INSTRUCTIONS TO FOLLOW:
Quote precisely the final stretch of the listing: start at the line containing "Convert this document image to plain text." and stop after the last line.

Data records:
↓↓↓

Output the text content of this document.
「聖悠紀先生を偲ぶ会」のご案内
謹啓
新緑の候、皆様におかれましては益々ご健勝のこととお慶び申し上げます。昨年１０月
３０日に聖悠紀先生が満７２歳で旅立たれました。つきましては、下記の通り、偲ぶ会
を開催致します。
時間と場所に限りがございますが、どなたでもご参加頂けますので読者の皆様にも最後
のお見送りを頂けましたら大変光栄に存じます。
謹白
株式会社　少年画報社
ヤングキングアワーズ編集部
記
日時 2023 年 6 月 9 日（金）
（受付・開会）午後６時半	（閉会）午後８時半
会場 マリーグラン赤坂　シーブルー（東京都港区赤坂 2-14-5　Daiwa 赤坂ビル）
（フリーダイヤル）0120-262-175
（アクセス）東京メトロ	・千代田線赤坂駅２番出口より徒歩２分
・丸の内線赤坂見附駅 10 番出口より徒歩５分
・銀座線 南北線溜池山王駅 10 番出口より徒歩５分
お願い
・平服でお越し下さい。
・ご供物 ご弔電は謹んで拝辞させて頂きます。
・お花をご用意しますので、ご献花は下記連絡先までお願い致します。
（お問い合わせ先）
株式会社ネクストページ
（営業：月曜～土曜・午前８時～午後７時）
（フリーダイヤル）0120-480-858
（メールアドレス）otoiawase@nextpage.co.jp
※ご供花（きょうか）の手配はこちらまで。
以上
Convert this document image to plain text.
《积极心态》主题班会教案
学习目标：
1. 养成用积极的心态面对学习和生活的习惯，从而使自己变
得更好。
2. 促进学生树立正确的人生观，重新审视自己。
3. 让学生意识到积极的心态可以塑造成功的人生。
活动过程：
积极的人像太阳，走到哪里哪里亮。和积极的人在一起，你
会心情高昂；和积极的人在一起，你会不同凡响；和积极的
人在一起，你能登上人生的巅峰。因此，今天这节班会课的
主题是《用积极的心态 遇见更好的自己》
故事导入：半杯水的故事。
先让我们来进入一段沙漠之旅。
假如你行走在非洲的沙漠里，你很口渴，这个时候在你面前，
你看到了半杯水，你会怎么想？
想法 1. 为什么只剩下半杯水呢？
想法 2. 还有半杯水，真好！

↑↑↑

THE RESULT:
Convert this document image to plain text.
《积极心态》主题班会教案
学习目标：
1. 养成用积极的心态面对学习和生活的习惯，从而使自己变
得更好。
2. 促进学生树立正确的人生观，重新审视自己。
3. 让学生意识到积极的心态可以塑造成功的人生。
活动过程：
积极的人像太阳，走到哪里哪里亮。和积极的人在一起，你
会心情高昂；和积极的人在一起，你会不同凡响；和积极的
人在一起，你能登上人生的巅峰。因此，今天这节班会课的
主题是《用积极的心态 遇见更好的自己》
故事导入：半杯水的故事。
先让我们来进入一段沙漠之旅。
假如你行走在非洲的沙漠里，你很口渴，这个时候在你面前，
你看到了半杯水，你会怎么想？
想法 1. 为什么只剩下半杯水呢？
想法 2. 还有半杯水，真好！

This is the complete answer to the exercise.